What you should do: Reproduce the data in its entirety, exactly as supplied.

Items:
- - - - -

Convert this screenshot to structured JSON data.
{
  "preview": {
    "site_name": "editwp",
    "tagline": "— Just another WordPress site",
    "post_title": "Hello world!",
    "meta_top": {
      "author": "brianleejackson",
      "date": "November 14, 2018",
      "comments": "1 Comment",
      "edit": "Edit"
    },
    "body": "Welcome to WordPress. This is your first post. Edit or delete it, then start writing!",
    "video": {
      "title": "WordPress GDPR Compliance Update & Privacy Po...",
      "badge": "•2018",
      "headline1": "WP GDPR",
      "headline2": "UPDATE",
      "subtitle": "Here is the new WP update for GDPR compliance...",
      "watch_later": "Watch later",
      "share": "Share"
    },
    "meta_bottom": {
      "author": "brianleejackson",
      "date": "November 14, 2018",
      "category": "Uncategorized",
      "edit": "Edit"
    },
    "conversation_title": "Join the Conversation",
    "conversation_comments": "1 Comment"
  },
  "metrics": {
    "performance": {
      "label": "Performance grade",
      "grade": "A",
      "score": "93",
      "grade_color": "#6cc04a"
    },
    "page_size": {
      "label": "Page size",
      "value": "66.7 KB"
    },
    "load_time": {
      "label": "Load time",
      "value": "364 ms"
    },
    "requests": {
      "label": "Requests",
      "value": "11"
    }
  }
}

- - - - -

The result:
Convert this screenshot to structured JSON data.
{
  "preview": {
    "site_name": "editwp",
    "tagline": "— Just another WordPress site",
    "post_title": "Hello world!",
    "meta_top": {
      "author": "brianleejackson",
      "date": "November 14, 2018",
      "comments": "1 Comment",
      "edit": "Edit"
    },
    "body": "Welcome to WordPress. This is your first post. Edit or delete it, then start writing!",
    "video": {
      "title": "WordPress GDPR Compliance Update & Privacy Po...",
      "badge": "•2018",
      "headline1": "WP GDPR",
      "headline2": "UPDATE",
      "subtitle": "Here is the new WP update for GDPR compliance...",
      "watch_later": "Watch later",
      "share": "Share"
    },
    "meta_bottom": {
      "author": "brianleejackson",
      "date": "November 14, 2018",
      "category": "Uncategorized",
      "edit": "Edit"
    },
    "conversation_title": "Join the Conversation",
    "conversation_comments": "1 Comment"
  },
  "metrics": {
    "performance": {
      "label": "Performance grade",
      "grade": "A",
      "score": "93",
      "grade_color": "#6cc04a"
    },
    "page_size": {
      "label": "Page size",
      "value": "66.7 KB"
    },
    "load_time": {
      "label": "Load time",
      "value": "364 ms"
    },
    "requests": {
      "label": "Requests",
      "value": "11"
    }
  }
}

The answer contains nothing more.